Extract every line of the material below and reproduce it faithfully.

◆ Extracts from a graphics dataset
☆ ☆ ☆
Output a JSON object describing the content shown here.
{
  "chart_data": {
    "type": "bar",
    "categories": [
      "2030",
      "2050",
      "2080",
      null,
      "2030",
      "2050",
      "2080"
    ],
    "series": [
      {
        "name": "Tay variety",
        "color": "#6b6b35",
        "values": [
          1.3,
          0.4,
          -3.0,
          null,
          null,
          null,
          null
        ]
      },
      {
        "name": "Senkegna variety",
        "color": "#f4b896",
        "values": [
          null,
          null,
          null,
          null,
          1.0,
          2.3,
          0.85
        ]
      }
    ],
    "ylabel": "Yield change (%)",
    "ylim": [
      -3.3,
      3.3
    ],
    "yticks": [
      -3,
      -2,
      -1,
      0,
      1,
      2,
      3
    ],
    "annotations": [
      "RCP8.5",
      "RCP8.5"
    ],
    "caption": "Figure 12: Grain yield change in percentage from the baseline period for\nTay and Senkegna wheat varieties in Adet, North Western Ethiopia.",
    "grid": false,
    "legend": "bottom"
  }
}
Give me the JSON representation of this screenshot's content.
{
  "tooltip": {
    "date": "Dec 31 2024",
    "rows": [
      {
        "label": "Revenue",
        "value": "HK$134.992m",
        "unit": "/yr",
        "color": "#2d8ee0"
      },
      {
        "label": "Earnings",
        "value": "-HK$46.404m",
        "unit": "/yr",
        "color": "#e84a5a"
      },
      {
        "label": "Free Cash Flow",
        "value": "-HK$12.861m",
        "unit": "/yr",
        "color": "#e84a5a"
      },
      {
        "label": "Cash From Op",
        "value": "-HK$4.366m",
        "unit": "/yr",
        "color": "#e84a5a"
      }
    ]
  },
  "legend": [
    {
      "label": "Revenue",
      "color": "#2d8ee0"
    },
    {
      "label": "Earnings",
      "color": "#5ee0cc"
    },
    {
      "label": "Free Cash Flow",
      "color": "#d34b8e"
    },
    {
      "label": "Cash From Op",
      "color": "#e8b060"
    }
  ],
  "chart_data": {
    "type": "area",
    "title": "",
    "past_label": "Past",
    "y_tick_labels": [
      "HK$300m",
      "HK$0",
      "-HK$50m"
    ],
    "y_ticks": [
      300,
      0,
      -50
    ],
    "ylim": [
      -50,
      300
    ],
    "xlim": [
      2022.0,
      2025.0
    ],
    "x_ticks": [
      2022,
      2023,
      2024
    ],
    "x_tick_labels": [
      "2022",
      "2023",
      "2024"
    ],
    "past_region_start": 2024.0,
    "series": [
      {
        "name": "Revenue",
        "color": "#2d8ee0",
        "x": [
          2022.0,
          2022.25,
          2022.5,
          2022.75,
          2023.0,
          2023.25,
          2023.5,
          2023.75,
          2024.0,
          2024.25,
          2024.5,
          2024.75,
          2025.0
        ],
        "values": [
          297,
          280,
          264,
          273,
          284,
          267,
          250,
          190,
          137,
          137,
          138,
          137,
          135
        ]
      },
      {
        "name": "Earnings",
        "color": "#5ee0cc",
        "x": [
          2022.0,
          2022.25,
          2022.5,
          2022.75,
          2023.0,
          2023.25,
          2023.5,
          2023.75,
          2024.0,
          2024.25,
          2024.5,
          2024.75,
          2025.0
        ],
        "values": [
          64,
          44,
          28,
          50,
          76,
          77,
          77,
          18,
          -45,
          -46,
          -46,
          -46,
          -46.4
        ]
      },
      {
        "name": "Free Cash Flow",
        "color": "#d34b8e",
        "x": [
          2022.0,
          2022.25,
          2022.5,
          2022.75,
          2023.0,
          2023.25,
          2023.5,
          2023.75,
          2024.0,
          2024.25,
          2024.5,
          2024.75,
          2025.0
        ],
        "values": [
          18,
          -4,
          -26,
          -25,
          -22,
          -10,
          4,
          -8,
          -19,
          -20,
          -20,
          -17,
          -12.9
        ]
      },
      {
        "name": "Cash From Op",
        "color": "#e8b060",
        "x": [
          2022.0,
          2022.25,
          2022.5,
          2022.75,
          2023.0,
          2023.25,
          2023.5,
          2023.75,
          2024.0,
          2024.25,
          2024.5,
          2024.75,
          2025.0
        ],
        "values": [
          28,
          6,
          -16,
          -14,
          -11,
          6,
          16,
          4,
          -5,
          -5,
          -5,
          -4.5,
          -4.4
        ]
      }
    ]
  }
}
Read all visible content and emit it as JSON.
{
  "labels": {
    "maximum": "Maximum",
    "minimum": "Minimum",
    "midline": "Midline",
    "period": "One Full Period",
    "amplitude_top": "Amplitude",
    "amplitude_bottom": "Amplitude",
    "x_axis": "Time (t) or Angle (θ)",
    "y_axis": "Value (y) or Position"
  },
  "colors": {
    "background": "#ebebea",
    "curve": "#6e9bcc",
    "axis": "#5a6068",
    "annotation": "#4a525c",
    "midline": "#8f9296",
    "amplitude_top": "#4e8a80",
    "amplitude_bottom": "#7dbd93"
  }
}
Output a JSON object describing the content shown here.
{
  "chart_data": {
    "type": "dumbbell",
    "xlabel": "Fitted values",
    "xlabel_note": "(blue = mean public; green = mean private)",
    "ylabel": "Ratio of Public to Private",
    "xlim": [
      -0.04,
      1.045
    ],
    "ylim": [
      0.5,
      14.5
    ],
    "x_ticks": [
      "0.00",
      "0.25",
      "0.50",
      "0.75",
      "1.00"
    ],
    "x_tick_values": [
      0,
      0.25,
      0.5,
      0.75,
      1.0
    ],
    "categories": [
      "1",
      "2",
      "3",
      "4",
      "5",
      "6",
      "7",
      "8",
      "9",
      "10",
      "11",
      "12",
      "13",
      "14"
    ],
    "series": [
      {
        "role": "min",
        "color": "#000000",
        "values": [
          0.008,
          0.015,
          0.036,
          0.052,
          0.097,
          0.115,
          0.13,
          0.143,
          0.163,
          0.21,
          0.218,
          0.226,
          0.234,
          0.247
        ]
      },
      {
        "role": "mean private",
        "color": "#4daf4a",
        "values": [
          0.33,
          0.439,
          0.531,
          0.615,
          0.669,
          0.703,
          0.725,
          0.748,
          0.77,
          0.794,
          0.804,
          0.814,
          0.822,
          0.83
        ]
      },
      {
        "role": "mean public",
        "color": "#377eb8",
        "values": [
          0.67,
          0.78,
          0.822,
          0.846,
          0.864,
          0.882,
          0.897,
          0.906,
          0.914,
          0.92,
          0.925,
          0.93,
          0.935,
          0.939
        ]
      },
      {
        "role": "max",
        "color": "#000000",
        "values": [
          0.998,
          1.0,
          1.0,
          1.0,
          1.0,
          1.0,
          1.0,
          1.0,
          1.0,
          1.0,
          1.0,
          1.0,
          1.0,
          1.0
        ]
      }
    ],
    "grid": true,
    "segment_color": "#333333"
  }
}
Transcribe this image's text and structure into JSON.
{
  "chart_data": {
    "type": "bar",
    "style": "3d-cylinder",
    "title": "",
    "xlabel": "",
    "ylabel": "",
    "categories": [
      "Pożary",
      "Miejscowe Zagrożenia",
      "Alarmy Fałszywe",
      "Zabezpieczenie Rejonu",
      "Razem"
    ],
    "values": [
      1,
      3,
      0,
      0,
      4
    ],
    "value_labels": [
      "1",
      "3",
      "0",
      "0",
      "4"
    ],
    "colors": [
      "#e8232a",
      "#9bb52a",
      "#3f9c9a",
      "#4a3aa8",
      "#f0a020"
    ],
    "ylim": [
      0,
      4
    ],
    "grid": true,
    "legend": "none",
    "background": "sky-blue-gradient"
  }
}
☆ ☆ ☆
◆ Answer to this problem
Output a JSON object describing the content shown here.
{
  "chart_data": {
    "type": "bar",
    "categories": [
      "2030",
      "2050",
      "2080",
      null,
      "2030",
      "2050",
      "2080"
    ],
    "series": [
      {
        "name": "Tay variety",
        "color": "#6b6b35",
        "values": [
          1.3,
          0.4,
          -3.0,
          null,
          null,
          null,
          null
        ]
      },
      {
        "name": "Senkegna variety",
        "color": "#f4b896",
        "values": [
          null,
          null,
          null,
          null,
          1.0,
          2.3,
          0.85
        ]
      }
    ],
    "ylabel": "Yield change (%)",
    "ylim": [
      -3.3,
      3.3
    ],
    "yticks": [
      -3,
      -2,
      -1,
      0,
      1,
      2,
      3
    ],
    "annotations": [
      "RCP8.5",
      "RCP8.5"
    ],
    "caption": "Figure 12: Grain yield change in percentage from the baseline period for\nTay and Senkegna wheat varieties in Adet, North Western Ethiopia.",
    "grid": false,
    "legend": "bottom"
  }
}
Give me the JSON representation of this screenshot's content.
{
  "tooltip": {
    "date": "Dec 31 2024",
    "rows": [
      {
        "label": "Revenue",
        "value": "HK$134.992m",
        "unit": "/yr",
        "color": "#2d8ee0"
      },
      {
        "label": "Earnings",
        "value": "-HK$46.404m",
        "unit": "/yr",
        "color": "#e84a5a"
      },
      {
        "label": "Free Cash Flow",
        "value": "-HK$12.861m",
        "unit": "/yr",
        "color": "#e84a5a"
      },
      {
        "label": "Cash From Op",
        "value": "-HK$4.366m",
        "unit": "/yr",
        "color": "#e84a5a"
      }
    ]
  },
  "legend": [
    {
      "label": "Revenue",
      "color": "#2d8ee0"
    },
    {
      "label": "Earnings",
      "color": "#5ee0cc"
    },
    {
      "label": "Free Cash Flow",
      "color": "#d34b8e"
    },
    {
      "label": "Cash From Op",
      "color": "#e8b060"
    }
  ],
  "chart_data": {
    "type": "area",
    "title": "",
    "past_label": "Past",
    "y_tick_labels": [
      "HK$300m",
      "HK$0",
      "-HK$50m"
    ],
    "y_ticks": [
      300,
      0,
      -50
    ],
    "ylim": [
      -50,
      300
    ],
    "xlim": [
      2022.0,
      2025.0
    ],
    "x_ticks": [
      2022,
      2023,
      2024
    ],
    "x_tick_labels": [
      "2022",
      "2023",
      "2024"
    ],
    "past_region_start": 2024.0,
    "series": [
      {
        "name": "Revenue",
        "color": "#2d8ee0",
        "x": [
          2022.0,
          2022.25,
          2022.5,
          2022.75,
          2023.0,
          2023.25,
          2023.5,
          2023.75,
          2024.0,
          2024.25,
          2024.5,
          2024.75,
          2025.0
        ],
        "values": [
          297,
          280,
          264,
          273,
          284,
          267,
          250,
          190,
          137,
          137,
          138,
          137,
          135
        ]
      },
      {
        "name": "Earnings",
        "color": "#5ee0cc",
        "x": [
          2022.0,
          2022.25,
          2022.5,
          2022.75,
          2023.0,
          2023.25,
          2023.5,
          2023.75,
          2024.0,
          2024.25,
          2024.5,
          2024.75,
          2025.0
        ],
        "values": [
          64,
          44,
          28,
          50,
          76,
          77,
          77,
          18,
          -45,
          -46,
          -46,
          -46,
          -46.4
        ]
      },
      {
        "name": "Free Cash Flow",
        "color": "#d34b8e",
        "x": [
          2022.0,
          2022.25,
          2022.5,
          2022.75,
          2023.0,
          2023.25,
          2023.5,
          2023.75,
          2024.0,
          2024.25,
          2024.5,
          2024.75,
          2025.0
        ],
        "values": [
          18,
          -4,
          -26,
          -25,
          -22,
          -10,
          4,
          -8,
          -19,
          -20,
          -20,
          -17,
          -12.9
        ]
      },
      {
        "name": "Cash From Op",
        "color": "#e8b060",
        "x": [
          2022.0,
          2022.25,
          2022.5,
          2022.75,
          2023.0,
          2023.25,
          2023.5,
          2023.75,
          2024.0,
          2024.25,
          2024.5,
          2024.75,
          2025.0
        ],
        "values": [
          28,
          6,
          -16,
          -14,
          -11,
          6,
          16,
          4,
          -5,
          -5,
          -5,
          -4.5,
          -4.4
        ]
      }
    ]
  }
}
Read all visible content and emit it as JSON.
{
  "labels": {
    "maximum": "Maximum",
    "minimum": "Minimum",
    "midline": "Midline",
    "period": "One Full Period",
    "amplitude_top": "Amplitude",
    "amplitude_bottom": "Amplitude",
    "x_axis": "Time (t) or Angle (θ)",
    "y_axis": "Value (y) or Position"
  },
  "colors": {
    "background": "#ebebea",
    "curve": "#6e9bcc",
    "axis": "#5a6068",
    "annotation": "#4a525c",
    "midline": "#8f9296",
    "amplitude_top": "#4e8a80",
    "amplitude_bottom": "#7dbd93"
  }
}
Output a JSON object describing the content shown here.
{
  "chart_data": {
    "type": "dumbbell",
    "xlabel": "Fitted values",
    "xlabel_note": "(blue = mean public; green = mean private)",
    "ylabel": "Ratio of Public to Private",
    "xlim": [
      -0.04,
      1.045
    ],
    "ylim": [
      0.5,
      14.5
    ],
    "x_ticks": [
      "0.00",
      "0.25",
      "0.50",
      "0.75",
      "1.00"
    ],
    "x_tick_values": [
      0,
      0.25,
      0.5,
      0.75,
      1.0
    ],
    "categories": [
      "1",
      "2",
      "3",
      "4",
      "5",
      "6",
      "7",
      "8",
      "9",
      "10",
      "11",
      "12",
      "13",
      "14"
    ],
    "series": [
      {
        "role": "min",
        "color": "#000000",
        "values": [
          0.008,
          0.015,
          0.036,
          0.052,
          0.097,
          0.115,
          0.13,
          0.143,
          0.163,
          0.21,
          0.218,
          0.226,
          0.234,
          0.247
        ]
      },
      {
        "role": "mean private",
        "color": "#4daf4a",
        "values": [
          0.33,
          0.439,
          0.531,
          0.615,
          0.669,
          0.703,
          0.725,
          0.748,
          0.77,
          0.794,
          0.804,
          0.814,
          0.822,
          0.83
        ]
      },
      {
        "role": "mean public",
        "color": "#377eb8",
        "values": [
          0.67,
          0.78,
          0.822,
          0.846,
          0.864,
          0.882,
          0.897,
          0.906,
          0.914,
          0.92,
          0.925,
          0.93,
          0.935,
          0.939
        ]
      },
      {
        "role": "max",
        "color": "#000000",
        "values": [
          0.998,
          1.0,
          1.0,
          1.0,
          1.0,
          1.0,
          1.0,
          1.0,
          1.0,
          1.0,
          1.0,
          1.0,
          1.0,
          1.0
        ]
      }
    ],
    "grid": true,
    "segment_color": "#333333"
  }
}
Transcribe this image's text and structure into JSON.
{
  "chart_data": {
    "type": "bar",
    "style": "3d-cylinder",
    "title": "",
    "xlabel": "",
    "ylabel": "",
    "categories": [
      "Pożary",
      "Miejscowe Zagrożenia",
      "Alarmy Fałszywe",
      "Zabezpieczenie Rejonu",
      "Razem"
    ],
    "values": [
      1,
      3,
      0,
      0,
      4
    ],
    "value_labels": [
      "1",
      "3",
      "0",
      "0",
      "4"
    ],
    "colors": [
      "#e8232a",
      "#9bb52a",
      "#3f9c9a",
      "#4a3aa8",
      "#f0a020"
    ],
    "ylim": [
      0,
      4
    ],
    "grid": true,
    "legend": "none",
    "background": "sky-blue-gradient"
  }
}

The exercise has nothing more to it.